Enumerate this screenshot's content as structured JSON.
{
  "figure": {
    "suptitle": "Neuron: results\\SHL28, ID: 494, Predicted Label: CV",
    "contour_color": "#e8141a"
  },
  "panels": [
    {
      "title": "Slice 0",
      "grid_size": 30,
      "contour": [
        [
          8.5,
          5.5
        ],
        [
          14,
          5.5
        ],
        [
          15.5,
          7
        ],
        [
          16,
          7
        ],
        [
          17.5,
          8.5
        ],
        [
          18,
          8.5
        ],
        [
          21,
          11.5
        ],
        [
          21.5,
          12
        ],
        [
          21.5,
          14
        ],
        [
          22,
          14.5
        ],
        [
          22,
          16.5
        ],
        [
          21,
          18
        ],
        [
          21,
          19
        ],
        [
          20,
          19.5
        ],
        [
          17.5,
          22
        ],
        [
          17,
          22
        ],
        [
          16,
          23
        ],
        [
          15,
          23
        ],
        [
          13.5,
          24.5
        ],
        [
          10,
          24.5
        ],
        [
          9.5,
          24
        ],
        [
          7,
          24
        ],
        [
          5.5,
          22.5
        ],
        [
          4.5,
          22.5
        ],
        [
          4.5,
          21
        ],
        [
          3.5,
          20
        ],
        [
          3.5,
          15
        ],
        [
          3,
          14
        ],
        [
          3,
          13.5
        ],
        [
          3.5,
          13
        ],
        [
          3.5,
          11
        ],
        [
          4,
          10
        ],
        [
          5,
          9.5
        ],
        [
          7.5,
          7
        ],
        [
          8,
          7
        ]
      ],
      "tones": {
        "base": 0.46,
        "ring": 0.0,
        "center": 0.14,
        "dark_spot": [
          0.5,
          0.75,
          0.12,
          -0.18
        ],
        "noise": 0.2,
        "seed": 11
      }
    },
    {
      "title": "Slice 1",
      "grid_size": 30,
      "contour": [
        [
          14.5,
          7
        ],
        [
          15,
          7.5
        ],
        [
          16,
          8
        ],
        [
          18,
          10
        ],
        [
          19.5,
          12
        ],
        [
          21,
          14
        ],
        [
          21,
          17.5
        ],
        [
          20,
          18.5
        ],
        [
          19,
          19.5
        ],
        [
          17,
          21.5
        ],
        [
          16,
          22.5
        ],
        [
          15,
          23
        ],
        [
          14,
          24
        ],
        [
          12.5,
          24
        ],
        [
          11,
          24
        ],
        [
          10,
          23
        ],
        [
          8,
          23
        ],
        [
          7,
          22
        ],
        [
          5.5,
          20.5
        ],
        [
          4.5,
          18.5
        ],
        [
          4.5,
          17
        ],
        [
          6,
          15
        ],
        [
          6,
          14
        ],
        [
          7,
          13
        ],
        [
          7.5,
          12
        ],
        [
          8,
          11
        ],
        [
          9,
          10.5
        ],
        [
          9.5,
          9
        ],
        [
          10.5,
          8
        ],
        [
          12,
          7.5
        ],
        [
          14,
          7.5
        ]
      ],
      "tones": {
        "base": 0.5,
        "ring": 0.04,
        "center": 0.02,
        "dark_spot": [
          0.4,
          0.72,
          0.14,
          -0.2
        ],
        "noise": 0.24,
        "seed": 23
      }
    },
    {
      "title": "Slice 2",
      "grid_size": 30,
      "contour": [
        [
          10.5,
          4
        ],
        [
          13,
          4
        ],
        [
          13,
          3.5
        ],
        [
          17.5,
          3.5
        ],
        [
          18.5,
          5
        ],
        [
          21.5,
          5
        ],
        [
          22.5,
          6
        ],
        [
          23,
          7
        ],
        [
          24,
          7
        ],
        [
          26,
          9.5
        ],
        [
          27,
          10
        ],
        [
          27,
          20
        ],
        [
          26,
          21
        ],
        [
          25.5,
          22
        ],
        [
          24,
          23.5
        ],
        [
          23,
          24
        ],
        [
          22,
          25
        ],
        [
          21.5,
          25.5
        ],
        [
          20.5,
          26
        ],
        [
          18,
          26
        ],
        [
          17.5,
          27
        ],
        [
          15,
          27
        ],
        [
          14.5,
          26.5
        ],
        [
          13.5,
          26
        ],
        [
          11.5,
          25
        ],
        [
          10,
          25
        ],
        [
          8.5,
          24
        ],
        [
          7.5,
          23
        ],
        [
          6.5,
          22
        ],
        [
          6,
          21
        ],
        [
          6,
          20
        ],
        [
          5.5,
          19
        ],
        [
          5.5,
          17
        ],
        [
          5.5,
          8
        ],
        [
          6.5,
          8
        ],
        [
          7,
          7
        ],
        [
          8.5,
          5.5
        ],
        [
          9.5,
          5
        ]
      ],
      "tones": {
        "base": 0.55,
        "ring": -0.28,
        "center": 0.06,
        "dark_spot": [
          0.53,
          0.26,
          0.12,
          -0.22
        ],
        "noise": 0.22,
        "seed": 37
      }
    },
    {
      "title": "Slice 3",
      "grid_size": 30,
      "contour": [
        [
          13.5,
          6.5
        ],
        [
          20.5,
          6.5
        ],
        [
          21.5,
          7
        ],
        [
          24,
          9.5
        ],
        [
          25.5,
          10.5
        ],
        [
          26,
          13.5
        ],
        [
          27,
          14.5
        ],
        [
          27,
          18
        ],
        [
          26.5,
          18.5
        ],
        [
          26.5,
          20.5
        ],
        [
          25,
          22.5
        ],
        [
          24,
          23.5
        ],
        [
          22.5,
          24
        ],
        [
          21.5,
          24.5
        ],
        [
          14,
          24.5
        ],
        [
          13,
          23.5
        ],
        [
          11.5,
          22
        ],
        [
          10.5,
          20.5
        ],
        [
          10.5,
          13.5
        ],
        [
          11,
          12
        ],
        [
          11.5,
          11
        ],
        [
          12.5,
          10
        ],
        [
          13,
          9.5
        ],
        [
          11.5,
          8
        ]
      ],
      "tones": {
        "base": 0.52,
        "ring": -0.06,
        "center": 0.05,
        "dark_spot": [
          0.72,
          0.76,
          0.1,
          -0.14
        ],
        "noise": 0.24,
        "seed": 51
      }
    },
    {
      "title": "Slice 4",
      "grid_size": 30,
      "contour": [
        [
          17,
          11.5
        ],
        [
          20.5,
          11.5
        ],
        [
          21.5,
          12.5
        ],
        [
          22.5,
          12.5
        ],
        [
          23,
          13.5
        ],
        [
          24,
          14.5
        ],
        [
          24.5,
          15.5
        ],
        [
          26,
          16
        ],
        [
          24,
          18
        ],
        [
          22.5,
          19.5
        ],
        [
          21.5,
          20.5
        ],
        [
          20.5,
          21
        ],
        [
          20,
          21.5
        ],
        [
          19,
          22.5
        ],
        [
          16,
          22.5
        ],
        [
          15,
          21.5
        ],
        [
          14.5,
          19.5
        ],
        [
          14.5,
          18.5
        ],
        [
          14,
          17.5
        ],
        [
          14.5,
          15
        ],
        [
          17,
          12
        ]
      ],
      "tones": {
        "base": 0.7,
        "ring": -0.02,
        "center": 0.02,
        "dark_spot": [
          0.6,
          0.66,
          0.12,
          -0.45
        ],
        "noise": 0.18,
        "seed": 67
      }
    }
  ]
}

WORK TO DO:
From the entries above, copy every line containing the word "Slice".

PROBLEM SOLUTION:
      "title": "Slice 0",
      "title": "Slice 1",
      "title": "Slice 2",
      "title": "Slice 3",
      "title": "Slice 4",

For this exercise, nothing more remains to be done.